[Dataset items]
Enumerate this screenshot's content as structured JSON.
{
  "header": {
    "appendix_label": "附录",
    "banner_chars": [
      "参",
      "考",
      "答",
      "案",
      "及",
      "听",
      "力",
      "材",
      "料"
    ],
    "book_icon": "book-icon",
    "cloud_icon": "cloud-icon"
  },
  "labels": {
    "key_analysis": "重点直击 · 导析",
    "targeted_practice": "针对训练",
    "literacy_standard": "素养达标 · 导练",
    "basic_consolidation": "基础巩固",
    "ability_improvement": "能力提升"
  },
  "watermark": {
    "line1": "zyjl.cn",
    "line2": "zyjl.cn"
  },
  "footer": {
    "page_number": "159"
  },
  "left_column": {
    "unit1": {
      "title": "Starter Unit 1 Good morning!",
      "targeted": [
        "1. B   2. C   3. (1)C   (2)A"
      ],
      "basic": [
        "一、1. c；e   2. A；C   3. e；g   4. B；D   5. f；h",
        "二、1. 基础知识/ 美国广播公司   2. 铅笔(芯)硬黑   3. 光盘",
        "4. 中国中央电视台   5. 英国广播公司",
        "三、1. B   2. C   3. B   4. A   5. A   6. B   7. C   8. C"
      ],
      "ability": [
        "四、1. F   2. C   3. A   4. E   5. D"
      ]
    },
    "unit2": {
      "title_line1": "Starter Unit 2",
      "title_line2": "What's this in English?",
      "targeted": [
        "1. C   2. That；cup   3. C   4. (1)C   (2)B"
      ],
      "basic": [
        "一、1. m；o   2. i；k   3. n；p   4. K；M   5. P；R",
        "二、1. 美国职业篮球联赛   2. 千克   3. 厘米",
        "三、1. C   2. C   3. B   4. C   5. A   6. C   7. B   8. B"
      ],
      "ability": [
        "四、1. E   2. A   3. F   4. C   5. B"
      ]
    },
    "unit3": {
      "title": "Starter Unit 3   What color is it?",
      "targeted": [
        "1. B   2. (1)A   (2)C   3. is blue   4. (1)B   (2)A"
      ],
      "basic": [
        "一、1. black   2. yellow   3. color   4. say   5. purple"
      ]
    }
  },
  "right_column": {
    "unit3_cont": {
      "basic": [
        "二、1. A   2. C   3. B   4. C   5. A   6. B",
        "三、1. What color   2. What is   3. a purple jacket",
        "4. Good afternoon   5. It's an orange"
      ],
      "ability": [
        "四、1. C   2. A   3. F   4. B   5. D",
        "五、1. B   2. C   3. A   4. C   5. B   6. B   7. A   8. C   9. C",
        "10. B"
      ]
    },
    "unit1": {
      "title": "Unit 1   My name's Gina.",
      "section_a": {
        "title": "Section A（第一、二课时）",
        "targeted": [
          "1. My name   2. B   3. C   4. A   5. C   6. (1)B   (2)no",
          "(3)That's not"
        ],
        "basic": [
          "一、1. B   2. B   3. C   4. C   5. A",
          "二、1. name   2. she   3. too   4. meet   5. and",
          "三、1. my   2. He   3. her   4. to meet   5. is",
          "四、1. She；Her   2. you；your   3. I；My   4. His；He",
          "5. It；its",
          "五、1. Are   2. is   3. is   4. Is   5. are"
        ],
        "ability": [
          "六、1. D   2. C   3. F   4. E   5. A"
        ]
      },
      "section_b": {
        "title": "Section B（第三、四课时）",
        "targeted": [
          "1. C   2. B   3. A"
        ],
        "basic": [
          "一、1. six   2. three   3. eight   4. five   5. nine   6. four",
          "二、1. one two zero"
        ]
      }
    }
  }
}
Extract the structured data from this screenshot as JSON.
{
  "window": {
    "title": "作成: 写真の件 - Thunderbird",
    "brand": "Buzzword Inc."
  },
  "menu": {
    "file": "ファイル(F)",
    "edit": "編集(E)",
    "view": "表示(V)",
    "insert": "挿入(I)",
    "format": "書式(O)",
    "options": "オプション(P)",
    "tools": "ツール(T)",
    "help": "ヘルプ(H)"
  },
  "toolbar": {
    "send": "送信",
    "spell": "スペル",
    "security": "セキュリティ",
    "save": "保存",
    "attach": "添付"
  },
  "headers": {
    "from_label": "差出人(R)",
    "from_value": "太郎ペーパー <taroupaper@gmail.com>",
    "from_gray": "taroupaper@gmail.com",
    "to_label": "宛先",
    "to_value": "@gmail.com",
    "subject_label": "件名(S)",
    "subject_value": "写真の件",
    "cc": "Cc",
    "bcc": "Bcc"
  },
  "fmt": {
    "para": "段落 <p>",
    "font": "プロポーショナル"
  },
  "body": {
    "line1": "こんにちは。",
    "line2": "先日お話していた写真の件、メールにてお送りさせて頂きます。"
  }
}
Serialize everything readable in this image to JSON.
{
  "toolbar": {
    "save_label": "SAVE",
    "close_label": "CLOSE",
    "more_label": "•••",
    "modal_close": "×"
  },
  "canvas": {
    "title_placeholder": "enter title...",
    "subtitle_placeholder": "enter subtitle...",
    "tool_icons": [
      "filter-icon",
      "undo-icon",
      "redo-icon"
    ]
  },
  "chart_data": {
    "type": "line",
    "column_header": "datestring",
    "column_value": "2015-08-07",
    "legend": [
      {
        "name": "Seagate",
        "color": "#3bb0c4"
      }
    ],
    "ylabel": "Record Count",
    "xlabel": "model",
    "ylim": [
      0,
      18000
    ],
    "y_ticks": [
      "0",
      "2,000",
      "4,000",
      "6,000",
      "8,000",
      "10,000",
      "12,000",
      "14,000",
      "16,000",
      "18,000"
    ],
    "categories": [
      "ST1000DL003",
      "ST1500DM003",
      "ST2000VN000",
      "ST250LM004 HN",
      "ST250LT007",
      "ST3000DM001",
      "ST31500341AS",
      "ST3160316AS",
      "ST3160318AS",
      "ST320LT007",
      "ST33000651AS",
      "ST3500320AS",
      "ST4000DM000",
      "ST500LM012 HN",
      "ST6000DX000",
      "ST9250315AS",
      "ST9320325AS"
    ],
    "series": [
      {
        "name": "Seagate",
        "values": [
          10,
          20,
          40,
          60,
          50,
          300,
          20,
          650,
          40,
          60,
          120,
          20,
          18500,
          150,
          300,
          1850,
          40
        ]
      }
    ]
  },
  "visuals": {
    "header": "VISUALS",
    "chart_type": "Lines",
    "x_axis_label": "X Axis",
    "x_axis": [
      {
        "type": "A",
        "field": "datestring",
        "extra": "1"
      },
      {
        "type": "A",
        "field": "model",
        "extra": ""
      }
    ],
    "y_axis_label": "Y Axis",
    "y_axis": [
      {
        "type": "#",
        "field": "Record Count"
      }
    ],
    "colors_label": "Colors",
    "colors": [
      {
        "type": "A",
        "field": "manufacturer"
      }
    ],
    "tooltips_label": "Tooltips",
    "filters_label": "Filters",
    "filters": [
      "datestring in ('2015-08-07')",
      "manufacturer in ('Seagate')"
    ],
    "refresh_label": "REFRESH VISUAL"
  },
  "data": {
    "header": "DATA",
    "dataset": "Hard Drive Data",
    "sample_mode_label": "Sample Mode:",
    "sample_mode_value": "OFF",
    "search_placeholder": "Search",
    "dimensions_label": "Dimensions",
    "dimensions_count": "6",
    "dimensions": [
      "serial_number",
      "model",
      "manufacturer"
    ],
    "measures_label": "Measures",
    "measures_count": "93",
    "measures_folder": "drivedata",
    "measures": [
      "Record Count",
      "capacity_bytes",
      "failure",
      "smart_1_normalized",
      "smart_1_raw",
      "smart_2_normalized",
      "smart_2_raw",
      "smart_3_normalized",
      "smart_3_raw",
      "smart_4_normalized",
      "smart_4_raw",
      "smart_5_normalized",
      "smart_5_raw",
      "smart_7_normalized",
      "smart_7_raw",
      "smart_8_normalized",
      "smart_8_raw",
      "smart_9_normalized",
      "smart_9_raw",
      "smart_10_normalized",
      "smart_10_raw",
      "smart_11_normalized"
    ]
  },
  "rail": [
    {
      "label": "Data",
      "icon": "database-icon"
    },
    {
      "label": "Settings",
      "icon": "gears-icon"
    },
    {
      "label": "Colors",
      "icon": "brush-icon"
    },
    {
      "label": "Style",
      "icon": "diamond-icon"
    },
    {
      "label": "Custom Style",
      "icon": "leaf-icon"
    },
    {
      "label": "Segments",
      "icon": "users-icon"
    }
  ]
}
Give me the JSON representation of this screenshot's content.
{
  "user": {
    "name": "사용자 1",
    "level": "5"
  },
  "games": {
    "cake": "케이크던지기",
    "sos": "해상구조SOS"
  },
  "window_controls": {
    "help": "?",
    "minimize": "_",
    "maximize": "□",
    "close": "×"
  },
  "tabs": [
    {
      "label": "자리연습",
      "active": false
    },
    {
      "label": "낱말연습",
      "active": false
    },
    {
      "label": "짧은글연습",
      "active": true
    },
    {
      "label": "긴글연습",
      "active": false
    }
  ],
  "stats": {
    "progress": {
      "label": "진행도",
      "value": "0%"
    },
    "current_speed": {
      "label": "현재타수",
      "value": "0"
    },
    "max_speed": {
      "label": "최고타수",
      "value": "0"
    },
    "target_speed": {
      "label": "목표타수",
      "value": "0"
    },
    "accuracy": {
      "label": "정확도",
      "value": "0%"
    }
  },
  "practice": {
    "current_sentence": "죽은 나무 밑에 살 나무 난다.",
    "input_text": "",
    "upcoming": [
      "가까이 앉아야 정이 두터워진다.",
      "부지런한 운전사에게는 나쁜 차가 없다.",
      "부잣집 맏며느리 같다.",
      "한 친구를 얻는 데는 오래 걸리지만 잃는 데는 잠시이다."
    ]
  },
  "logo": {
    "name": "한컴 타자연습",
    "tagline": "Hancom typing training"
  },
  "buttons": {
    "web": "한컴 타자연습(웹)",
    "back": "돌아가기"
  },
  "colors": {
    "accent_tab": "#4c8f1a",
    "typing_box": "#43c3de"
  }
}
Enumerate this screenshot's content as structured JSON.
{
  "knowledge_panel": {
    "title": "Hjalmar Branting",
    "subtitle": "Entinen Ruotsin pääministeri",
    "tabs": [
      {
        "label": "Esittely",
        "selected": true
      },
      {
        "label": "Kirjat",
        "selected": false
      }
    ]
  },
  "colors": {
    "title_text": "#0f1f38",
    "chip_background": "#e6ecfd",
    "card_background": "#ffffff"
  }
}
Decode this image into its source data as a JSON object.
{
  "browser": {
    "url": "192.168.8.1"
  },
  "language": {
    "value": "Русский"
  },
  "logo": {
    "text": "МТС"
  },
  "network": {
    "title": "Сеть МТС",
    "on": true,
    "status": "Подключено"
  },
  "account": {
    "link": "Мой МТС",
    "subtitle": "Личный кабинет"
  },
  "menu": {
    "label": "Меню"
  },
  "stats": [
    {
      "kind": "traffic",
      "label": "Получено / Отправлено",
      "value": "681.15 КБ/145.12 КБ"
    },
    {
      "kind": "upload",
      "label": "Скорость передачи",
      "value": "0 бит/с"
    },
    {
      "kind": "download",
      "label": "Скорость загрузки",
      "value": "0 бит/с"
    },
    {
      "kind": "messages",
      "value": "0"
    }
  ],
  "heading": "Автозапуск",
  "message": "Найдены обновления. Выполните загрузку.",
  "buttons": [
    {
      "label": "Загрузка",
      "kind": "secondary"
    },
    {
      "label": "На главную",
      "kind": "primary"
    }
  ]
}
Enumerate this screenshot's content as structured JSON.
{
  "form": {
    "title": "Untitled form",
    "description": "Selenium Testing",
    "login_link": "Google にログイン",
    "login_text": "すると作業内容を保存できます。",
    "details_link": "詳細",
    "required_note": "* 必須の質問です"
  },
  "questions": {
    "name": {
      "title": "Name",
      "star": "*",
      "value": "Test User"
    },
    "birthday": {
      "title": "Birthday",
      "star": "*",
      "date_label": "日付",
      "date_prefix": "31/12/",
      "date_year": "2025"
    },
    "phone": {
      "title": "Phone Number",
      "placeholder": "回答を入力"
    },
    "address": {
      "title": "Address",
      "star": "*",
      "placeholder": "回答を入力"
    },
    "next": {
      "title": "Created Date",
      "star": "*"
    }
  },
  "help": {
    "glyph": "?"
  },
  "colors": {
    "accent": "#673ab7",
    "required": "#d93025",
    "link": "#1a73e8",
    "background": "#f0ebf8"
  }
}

EXERCISE TASK: Pull every line containing the word "Скорость" out of the material.

COMPLETE RESPONSE:
      "label": "Скорость передачи",
      "label": "Скорость загрузки",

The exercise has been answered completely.